(Dataset items)
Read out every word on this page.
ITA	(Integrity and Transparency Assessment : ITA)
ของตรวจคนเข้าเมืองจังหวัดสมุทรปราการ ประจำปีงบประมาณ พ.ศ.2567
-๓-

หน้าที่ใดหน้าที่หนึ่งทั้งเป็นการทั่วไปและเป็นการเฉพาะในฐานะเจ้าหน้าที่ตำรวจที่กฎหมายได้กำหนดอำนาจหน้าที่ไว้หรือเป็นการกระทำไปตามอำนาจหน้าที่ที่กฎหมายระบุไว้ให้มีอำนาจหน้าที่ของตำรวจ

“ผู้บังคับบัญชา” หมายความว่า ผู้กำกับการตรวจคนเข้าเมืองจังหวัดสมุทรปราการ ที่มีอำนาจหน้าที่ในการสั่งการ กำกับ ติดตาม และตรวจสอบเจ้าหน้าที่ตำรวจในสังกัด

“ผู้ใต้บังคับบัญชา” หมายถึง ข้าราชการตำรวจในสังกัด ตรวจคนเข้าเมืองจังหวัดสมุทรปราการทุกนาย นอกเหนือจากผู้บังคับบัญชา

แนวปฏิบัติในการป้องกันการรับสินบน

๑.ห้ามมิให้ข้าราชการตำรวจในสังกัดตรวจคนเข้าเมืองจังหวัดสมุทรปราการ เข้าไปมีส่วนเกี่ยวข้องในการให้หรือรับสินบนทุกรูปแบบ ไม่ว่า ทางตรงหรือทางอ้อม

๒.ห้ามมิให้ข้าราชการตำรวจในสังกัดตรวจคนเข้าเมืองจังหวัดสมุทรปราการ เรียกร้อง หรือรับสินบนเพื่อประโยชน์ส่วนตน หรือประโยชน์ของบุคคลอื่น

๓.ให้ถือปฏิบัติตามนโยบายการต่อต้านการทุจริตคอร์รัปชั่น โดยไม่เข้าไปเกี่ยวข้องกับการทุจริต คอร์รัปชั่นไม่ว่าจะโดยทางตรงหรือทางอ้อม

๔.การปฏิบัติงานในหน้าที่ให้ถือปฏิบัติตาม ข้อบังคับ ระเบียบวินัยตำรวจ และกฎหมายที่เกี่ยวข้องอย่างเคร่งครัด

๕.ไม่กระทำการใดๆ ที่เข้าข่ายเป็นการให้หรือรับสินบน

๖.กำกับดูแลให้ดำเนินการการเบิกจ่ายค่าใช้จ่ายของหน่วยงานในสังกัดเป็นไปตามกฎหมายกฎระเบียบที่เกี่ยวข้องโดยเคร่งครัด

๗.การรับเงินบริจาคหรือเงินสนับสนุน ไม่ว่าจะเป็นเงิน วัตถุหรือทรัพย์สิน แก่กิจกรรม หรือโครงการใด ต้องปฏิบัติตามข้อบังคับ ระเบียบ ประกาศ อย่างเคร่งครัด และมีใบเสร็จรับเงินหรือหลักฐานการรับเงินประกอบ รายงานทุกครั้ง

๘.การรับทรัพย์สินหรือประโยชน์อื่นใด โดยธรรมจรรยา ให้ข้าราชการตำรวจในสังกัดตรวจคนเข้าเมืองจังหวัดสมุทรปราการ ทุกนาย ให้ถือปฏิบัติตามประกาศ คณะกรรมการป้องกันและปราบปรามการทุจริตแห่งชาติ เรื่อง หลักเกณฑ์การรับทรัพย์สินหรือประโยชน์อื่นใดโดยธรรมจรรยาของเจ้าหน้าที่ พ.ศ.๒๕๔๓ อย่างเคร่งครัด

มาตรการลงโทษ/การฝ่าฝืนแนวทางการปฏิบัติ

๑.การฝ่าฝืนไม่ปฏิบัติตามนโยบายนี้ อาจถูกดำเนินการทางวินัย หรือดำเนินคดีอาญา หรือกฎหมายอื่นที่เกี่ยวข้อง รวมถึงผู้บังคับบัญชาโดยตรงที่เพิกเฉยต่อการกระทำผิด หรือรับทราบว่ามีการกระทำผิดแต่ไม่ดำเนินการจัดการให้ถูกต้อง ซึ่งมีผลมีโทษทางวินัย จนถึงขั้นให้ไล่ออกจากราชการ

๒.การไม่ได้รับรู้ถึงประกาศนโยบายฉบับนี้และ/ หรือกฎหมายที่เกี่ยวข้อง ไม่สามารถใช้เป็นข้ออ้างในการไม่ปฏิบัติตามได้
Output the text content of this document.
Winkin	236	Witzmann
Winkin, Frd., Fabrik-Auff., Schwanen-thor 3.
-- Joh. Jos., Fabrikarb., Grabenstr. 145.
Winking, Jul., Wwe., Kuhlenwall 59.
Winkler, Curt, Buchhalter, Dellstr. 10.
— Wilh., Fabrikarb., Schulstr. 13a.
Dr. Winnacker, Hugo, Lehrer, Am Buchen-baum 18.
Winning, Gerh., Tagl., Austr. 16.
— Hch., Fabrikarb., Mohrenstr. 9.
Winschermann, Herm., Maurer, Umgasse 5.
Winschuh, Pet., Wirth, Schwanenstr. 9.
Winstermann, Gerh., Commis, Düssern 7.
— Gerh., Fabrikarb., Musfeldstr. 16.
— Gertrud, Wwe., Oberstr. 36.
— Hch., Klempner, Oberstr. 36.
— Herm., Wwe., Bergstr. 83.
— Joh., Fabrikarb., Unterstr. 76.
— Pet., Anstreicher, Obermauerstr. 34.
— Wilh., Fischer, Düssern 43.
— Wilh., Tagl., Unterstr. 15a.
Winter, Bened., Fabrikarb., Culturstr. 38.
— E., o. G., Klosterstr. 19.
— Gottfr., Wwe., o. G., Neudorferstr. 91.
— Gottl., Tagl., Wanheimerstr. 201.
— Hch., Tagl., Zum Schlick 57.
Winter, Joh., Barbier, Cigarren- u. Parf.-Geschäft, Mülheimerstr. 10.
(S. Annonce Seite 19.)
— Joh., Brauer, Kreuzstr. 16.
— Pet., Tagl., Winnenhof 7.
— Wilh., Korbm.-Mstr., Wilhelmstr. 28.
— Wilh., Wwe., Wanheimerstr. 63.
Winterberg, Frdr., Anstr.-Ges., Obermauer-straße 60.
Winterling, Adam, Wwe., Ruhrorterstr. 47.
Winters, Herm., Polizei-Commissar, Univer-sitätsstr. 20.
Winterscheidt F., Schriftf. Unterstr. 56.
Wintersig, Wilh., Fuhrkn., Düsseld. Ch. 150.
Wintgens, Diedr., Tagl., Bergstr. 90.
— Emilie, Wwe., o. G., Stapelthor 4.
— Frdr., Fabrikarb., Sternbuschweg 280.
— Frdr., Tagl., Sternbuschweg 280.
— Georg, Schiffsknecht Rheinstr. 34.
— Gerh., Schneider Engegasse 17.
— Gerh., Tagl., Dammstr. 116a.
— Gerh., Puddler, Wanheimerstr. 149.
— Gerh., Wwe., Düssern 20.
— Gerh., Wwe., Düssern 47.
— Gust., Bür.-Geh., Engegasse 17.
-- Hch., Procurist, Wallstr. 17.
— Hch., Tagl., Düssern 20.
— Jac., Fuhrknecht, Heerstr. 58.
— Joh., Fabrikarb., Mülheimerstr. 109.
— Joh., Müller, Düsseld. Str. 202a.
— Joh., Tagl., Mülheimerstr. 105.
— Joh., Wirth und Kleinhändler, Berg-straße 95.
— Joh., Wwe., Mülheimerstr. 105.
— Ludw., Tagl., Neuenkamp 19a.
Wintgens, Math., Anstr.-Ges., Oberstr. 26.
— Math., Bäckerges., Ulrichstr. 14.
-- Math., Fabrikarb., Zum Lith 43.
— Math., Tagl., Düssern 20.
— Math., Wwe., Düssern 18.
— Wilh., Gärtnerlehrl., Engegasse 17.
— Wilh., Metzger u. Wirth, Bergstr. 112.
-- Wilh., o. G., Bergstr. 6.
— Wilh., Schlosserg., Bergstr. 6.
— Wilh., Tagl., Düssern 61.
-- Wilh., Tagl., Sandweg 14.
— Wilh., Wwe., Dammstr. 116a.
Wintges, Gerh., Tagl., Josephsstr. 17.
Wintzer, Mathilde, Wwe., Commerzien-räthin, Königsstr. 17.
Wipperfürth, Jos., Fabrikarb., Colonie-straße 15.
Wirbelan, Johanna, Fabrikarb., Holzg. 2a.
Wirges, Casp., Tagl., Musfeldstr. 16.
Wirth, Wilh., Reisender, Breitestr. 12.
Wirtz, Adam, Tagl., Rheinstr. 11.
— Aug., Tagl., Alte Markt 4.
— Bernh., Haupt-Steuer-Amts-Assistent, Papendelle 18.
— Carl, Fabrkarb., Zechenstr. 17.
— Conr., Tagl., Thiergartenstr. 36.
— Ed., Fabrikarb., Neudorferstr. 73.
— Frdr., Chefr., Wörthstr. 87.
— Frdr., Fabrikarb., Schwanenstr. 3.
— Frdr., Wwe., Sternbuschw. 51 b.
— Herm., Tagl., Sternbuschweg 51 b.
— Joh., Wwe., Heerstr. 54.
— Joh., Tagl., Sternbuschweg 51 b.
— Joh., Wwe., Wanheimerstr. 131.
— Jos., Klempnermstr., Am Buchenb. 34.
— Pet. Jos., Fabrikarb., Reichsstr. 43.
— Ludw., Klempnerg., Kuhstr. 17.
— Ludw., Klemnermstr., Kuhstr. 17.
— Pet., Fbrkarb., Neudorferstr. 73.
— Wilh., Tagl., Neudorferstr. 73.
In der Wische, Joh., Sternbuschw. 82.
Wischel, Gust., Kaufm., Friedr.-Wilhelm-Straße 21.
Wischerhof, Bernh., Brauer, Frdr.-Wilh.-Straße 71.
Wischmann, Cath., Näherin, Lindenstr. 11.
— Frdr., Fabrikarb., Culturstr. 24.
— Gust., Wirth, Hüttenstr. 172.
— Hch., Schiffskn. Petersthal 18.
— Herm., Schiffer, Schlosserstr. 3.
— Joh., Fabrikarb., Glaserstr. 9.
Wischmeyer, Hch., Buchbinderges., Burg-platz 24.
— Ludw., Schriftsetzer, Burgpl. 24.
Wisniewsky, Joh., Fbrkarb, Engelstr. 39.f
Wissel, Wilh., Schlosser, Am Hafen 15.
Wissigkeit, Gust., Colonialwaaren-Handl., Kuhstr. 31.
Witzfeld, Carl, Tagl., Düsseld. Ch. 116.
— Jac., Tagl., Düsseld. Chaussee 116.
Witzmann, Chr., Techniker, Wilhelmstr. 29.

▸ Problem to solve
Copy each line of the data that contains the word "Musfeldstr".

▸ Exercise output
— Gerh., Fabrikarb., Musfeldstr. 16.
Wirges, Casp., Tagl., Musfeldstr. 16.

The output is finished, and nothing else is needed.